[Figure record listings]
┌──

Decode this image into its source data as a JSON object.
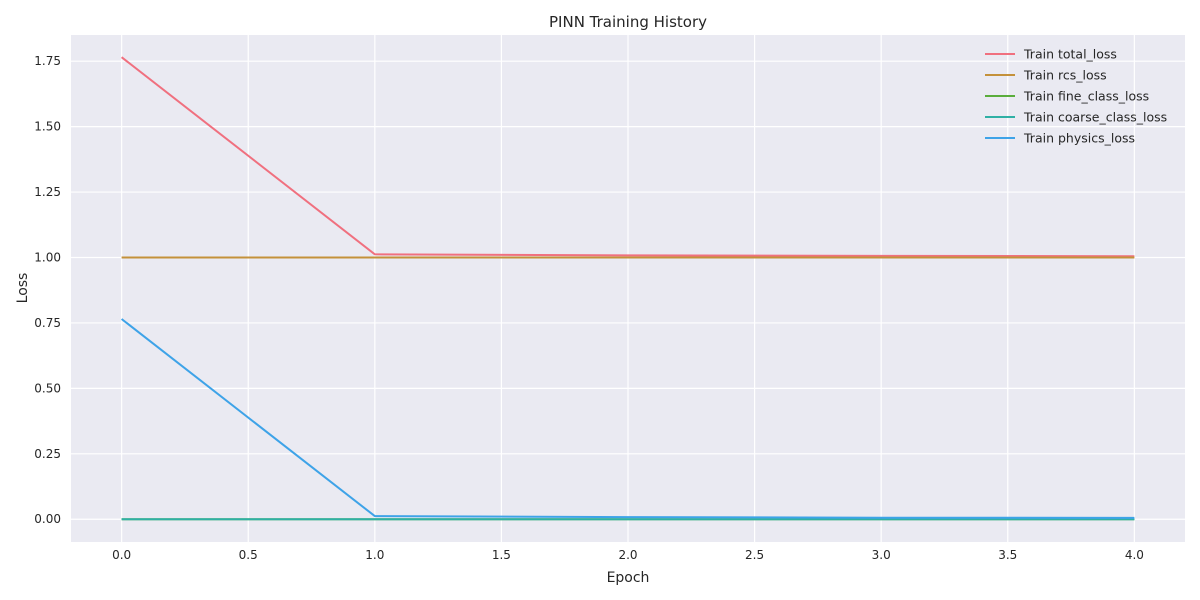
{
  "chart_data": {
    "type": "line",
    "title": "PINN Training History",
    "xlabel": "Epoch",
    "ylabel": "Loss",
    "xlim": [
      -0.2,
      4.2
    ],
    "ylim": [
      -0.087,
      1.85
    ],
    "xticks": [
      0.0,
      0.5,
      1.0,
      1.5,
      2.0,
      2.5,
      3.0,
      3.5,
      4.0
    ],
    "xtick_labels": [
      "0.0",
      "0.5",
      "1.0",
      "1.5",
      "2.0",
      "2.5",
      "3.0",
      "3.5",
      "4.0"
    ],
    "yticks": [
      0.0,
      0.25,
      0.5,
      0.75,
      1.0,
      1.25,
      1.5,
      1.75
    ],
    "ytick_labels": [
      "0.00",
      "0.25",
      "0.50",
      "0.75",
      "1.00",
      "1.25",
      "1.50",
      "1.75"
    ],
    "grid": true,
    "legend_position": "top-right",
    "background": "#eaeaf2",
    "x": [
      0,
      1,
      2,
      3,
      4
    ],
    "series": [
      {
        "name": "Train total_loss",
        "color": "#f0707f",
        "values": [
          1.765,
          1.012,
          1.008,
          1.006,
          1.005
        ]
      },
      {
        "name": "Train rcs_loss",
        "color": "#c4913a",
        "values": [
          1.0,
          1.0,
          1.0,
          1.0,
          1.0
        ]
      },
      {
        "name": "Train fine_class_loss",
        "color": "#5aad3c",
        "values": [
          0.0,
          0.0,
          0.0,
          0.0,
          0.0
        ]
      },
      {
        "name": "Train coarse_class_loss",
        "color": "#2fb0a5",
        "values": [
          0.0,
          0.0,
          0.0,
          0.0,
          0.0
        ]
      },
      {
        "name": "Train physics_loss",
        "color": "#3ea3e8",
        "values": [
          0.765,
          0.012,
          0.008,
          0.006,
          0.005
        ]
      }
    ]
  }
}
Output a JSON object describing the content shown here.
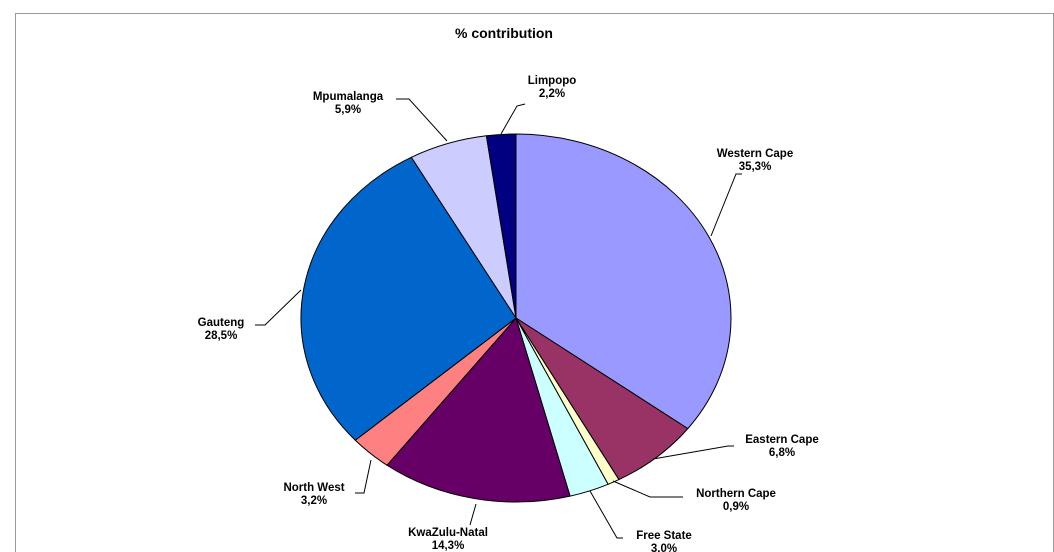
{
  "chart_data": {
    "type": "pie",
    "title": "% contribution",
    "legend": "none",
    "slices": [
      {
        "label": "Western Cape",
        "value_label": "35,3%",
        "value": 35.3,
        "color": "#9999FF"
      },
      {
        "label": "Eastern Cape",
        "value_label": "6,8%",
        "value": 6.8,
        "color": "#993366"
      },
      {
        "label": "Northern Cape",
        "value_label": "0,9%",
        "value": 0.9,
        "color": "#FFFFCC"
      },
      {
        "label": "Free State",
        "value_label": "3,0%",
        "value": 3.0,
        "color": "#CCFFFF"
      },
      {
        "label": "KwaZulu-Natal",
        "value_label": "14,3%",
        "value": 14.3,
        "color": "#660066"
      },
      {
        "label": "North West",
        "value_label": "3,2%",
        "value": 3.2,
        "color": "#FF8080"
      },
      {
        "label": "Gauteng",
        "value_label": "28,5%",
        "value": 28.5,
        "color": "#0066CC"
      },
      {
        "label": "Mpumalanga",
        "value_label": "5,9%",
        "value": 5.9,
        "color": "#CCCCFF"
      },
      {
        "label": "Limpopo",
        "value_label": "2,2%",
        "value": 2.2,
        "color": "#000080"
      }
    ]
  }
}
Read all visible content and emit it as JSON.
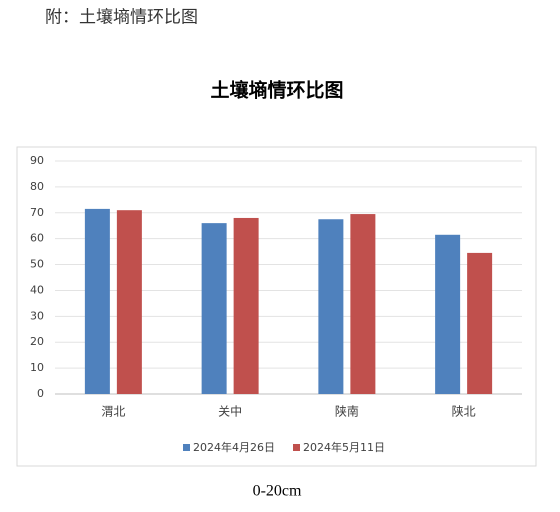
{
  "header": {
    "title": "附：土壤墒情环比图"
  },
  "chart_data": {
    "type": "bar",
    "title": "土壤墒情环比图",
    "categories": [
      "渭北",
      "关中",
      "陕南",
      "陕北"
    ],
    "series": [
      {
        "name": "2024年4月26日",
        "color": "#4f81bd",
        "values": [
          71.5,
          66,
          67.5,
          61.5
        ]
      },
      {
        "name": "2024年5月11日",
        "color": "#c0504d",
        "values": [
          71,
          68,
          69.5,
          54.5
        ]
      }
    ],
    "ylim": [
      0,
      90
    ],
    "yticks": [
      0,
      10,
      20,
      30,
      40,
      50,
      60,
      70,
      80,
      90
    ],
    "grid": true,
    "legend": "bottom"
  },
  "caption": "0-20cm"
}
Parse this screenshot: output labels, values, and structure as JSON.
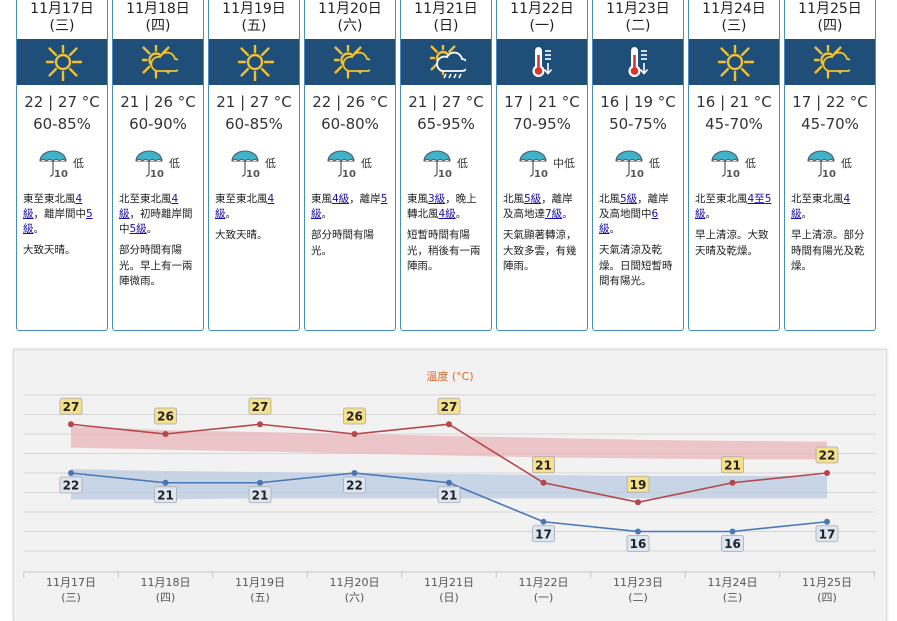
{
  "days": [
    {
      "date": "11月17日",
      "weekday": "(三)",
      "icon": "sunny-icon",
      "temp": "22 | 27 °C",
      "rh": "60-85%",
      "psr": "低",
      "wind": [
        {
          "t": "東至東北風"
        },
        {
          "t": "4",
          "link": true
        },
        {
          "t": ""
        },
        {
          "t": "級",
          "link": true
        },
        {
          "t": "，離岸間中"
        },
        {
          "t": "5",
          "link": true
        },
        {
          "t": ""
        },
        {
          "t": "級",
          "link": true
        },
        {
          "t": "。"
        }
      ],
      "desc": "大致天晴。"
    },
    {
      "date": "11月18日",
      "weekday": "(四)",
      "icon": "sunny-periods-icon",
      "temp": "21 | 26 °C",
      "rh": "60-90%",
      "psr": "低",
      "wind": [
        {
          "t": "北至東北風"
        },
        {
          "t": "4",
          "link": true
        },
        {
          "t": ""
        },
        {
          "t": "級",
          "link": true
        },
        {
          "t": "，初時離岸間中"
        },
        {
          "t": "5級",
          "link": true
        },
        {
          "t": "。"
        }
      ],
      "desc": "部分時間有陽光。早上有一兩陣微雨。"
    },
    {
      "date": "11月19日",
      "weekday": "(五)",
      "icon": "sunny-icon",
      "temp": "21 | 27 °C",
      "rh": "60-85%",
      "psr": "低",
      "wind": [
        {
          "t": "東至東北風"
        },
        {
          "t": "4",
          "link": true
        },
        {
          "t": ""
        },
        {
          "t": "級",
          "link": true
        },
        {
          "t": "。"
        }
      ],
      "desc": "大致天晴。"
    },
    {
      "date": "11月20日",
      "weekday": "(六)",
      "icon": "sunny-periods-icon",
      "temp": "22 | 26 °C",
      "rh": "60-80%",
      "psr": "低",
      "wind": [
        {
          "t": "東風"
        },
        {
          "t": "4級",
          "link": true
        },
        {
          "t": "，離岸"
        },
        {
          "t": "5級",
          "link": true
        },
        {
          "t": "。"
        }
      ],
      "desc": "部分時間有陽光。"
    },
    {
      "date": "11月21日",
      "weekday": "(日)",
      "icon": "sunny-showers-icon",
      "temp": "21 | 27 °C",
      "rh": "65-95%",
      "psr": "低",
      "wind": [
        {
          "t": "東風"
        },
        {
          "t": "3級",
          "link": true
        },
        {
          "t": "，晚上轉北風"
        },
        {
          "t": "4級",
          "link": true
        },
        {
          "t": "。"
        }
      ],
      "desc": "短暫時間有陽光，稍後有一兩陣雨。"
    },
    {
      "date": "11月22日",
      "weekday": "(一)",
      "icon": "cold-icon",
      "temp": "17 | 21 °C",
      "rh": "70-95%",
      "psr": "中低",
      "wind": [
        {
          "t": "北風"
        },
        {
          "t": "5級",
          "link": true
        },
        {
          "t": "，離岸及高地達"
        },
        {
          "t": "7級",
          "link": true
        },
        {
          "t": "。"
        }
      ],
      "desc": "天氣顯著轉涼，大致多雲，有幾陣雨。"
    },
    {
      "date": "11月23日",
      "weekday": "(二)",
      "icon": "cold-icon",
      "temp": "16 | 19 °C",
      "rh": "50-75%",
      "psr": "低",
      "wind": [
        {
          "t": "北風"
        },
        {
          "t": "5級",
          "link": true
        },
        {
          "t": "，離岸及高地間中"
        },
        {
          "t": "6",
          "link": true
        },
        {
          "t": ""
        },
        {
          "t": "級",
          "link": true
        },
        {
          "t": "。"
        }
      ],
      "desc": "天氣清涼及乾燥。日間短暫時間有陽光。"
    },
    {
      "date": "11月24日",
      "weekday": "(三)",
      "icon": "sunny-icon",
      "temp": "16 | 21 °C",
      "rh": "45-70%",
      "psr": "低",
      "wind": [
        {
          "t": "北至東北風"
        },
        {
          "t": "4至",
          "link": true
        },
        {
          "t": ""
        },
        {
          "t": "5級",
          "link": true
        },
        {
          "t": "。"
        }
      ],
      "desc": "早上清涼。大致天晴及乾燥。"
    },
    {
      "date": "11月25日",
      "weekday": "(四)",
      "icon": "sunny-periods-icon",
      "temp": "17 | 22 °C",
      "rh": "45-70%",
      "psr": "低",
      "wind": [
        {
          "t": "北至東北風"
        },
        {
          "t": "4",
          "link": true
        },
        {
          "t": ""
        },
        {
          "t": "級",
          "link": true
        },
        {
          "t": "。"
        }
      ],
      "desc": "早上清涼。部分時間有陽光及乾燥。"
    }
  ],
  "chart_data": {
    "type": "line",
    "title": "溫度 (°C)",
    "categories": [
      "11月17日",
      "11月18日",
      "11月19日",
      "11月20日",
      "11月21日",
      "11月22日",
      "11月23日",
      "11月24日",
      "11月25日"
    ],
    "weekdays": [
      "(三)",
      "(四)",
      "(五)",
      "(六)",
      "(日)",
      "(一)",
      "(二)",
      "(三)",
      "(四)"
    ],
    "series": [
      {
        "values": [
          27,
          26,
          27,
          26,
          27,
          21,
          19,
          21,
          22
        ],
        "color": "#b5474b",
        "label_bg": "#f7e08a"
      },
      {
        "values": [
          22,
          21,
          21,
          22,
          21,
          17,
          16,
          16,
          17
        ],
        "color": "#4a78b5",
        "label_bg": "#dde6f3"
      }
    ],
    "max_band": {
      "upper": [
        26.8,
        26.4,
        26.2,
        26.0,
        25.8,
        25.6,
        25.4,
        25.3,
        25.2
      ],
      "lower": [
        24.6,
        24.4,
        24.2,
        24.0,
        23.8,
        23.6,
        23.5,
        23.4,
        23.4
      ],
      "color": "#e8b5b8"
    },
    "min_band": {
      "upper": [
        22.4,
        22.2,
        22.1,
        22.0,
        21.9,
        21.8,
        21.7,
        21.7,
        21.7
      ],
      "lower": [
        19.3,
        19.3,
        19.4,
        19.4,
        19.4,
        19.4,
        19.4,
        19.4,
        19.4
      ],
      "color": "#b9cbe2"
    },
    "ylim": [
      12,
      30
    ],
    "grid": true
  }
}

└──

STATED PROBLEM
Pick out each line containing the string "date" and copy it.

OUTPUT OF THE TASK
      "date": "11月17日",
      "date": "11月18日",
      "date": "11月19日",
      "date": "11月20日",
      "date": "11月21日",
      "date": "11月22日",
      "date": "11月23日",
      "date": "11月24日",
      "date": "11月25日",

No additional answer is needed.